(Extracted data entries)
===============

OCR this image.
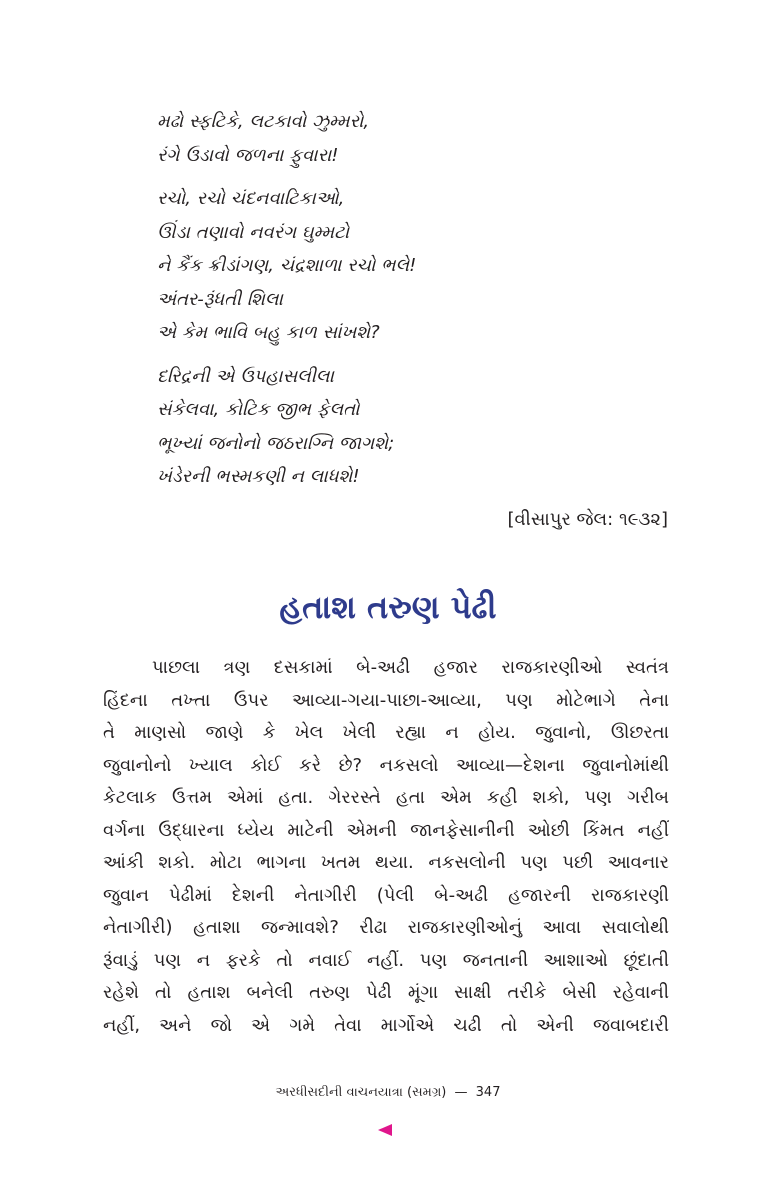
મઢો સ્ફટિકે, લટકાવો ઝુમ્મરો,
રંગે ઉડાવો જળના ફુવારા!
રચો, રચો ચંદનવાટિકાઓ,
ઊંડા તણાવો નવરંગ ઘુમ્મટો
ને કૈંક ક્રીડાંગણ, ચંદ્રશાળા રચો ભલે!
અંતર-રૂંધતી શિલા
એ કેમ ભાવિ બહુ કાળ સાંખશે?
દરિદ્રની એ ઉપહાસલીલા
સંકેલવા, કોટિક જીભ ફેલતો
ભૂખ્યાં જનોનો જઠરાગ્નિ જાગશે;
ખંડેરની ભસ્મકણી ન લાધશે!
[વીસાપુર જેલ: ૧૯૩૨]
હતાશ તરુણ પેઢી
પાછલા ત્રણ દસકામાં બે-અઢી હજાર રાજકારણીઓ સ્વતંત્ર
હિંદના તખ્તા ઉપર આવ્યા-ગયા-પાછા-આવ્યા, પણ મોટેભાગે તેના
તે માણસો જાણે કે ખેલ ખેલી રહ્યા ન હોય. જુવાનો, ઊછરતા
જુવાનોનો ખ્યાલ કોઈ કરે છે? નકસલો આવ્યા—દેશના જુવાનોમાંથી
કેટલાક ઉત્તમ એમાં હતા. ગેરરસ્તે હતા એમ કહી શકો, પણ ગરીબ
વર્ગના ઉદ્ધારના ધ્યેય માટેની એમની જાનફેસાનીની ઓછી કિંમત નહીં
આંકી શકો. મોટા ભાગના ખતમ થયા. નકસલોની પણ પછી આવનાર
જુવાન પેઢીમાં દેશની નેતાગીરી (પેલી બે-અઢી હજારની રાજકારણી
નેતાગીરી) હતાશા જન્માવશે? રીઢા રાજકારણીઓનું આવા સવાલોથી
રૂંવાડું પણ ન ફરકે તો નવાઈ નહીં. પણ જનતાની આશાઓ છૂંદાતી
રહેશે તો હતાશ બનેલી તરુણ પેઢી મૂંગા સાક્ષી તરીકે બેસી રહેવાની
નહીં, અને જો એ ગમે તેવા માર્ગોએ ચઢી તો એની જવાબદારી
અરધીસદીની વાચનયાત્રા (સમગ્ર) — 347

===============

Aim of the task:
Show every line that contains the word "નકસલ".

Written solution:
જુવાનોનો ખ્યાલ કોઈ કરે છે? નકસલો આવ્યા—દેશના જુવાનોમાંથી
આંકી શકો. મોટા ભાગના ખતમ થયા. નકસલોની પણ પછી આવનાર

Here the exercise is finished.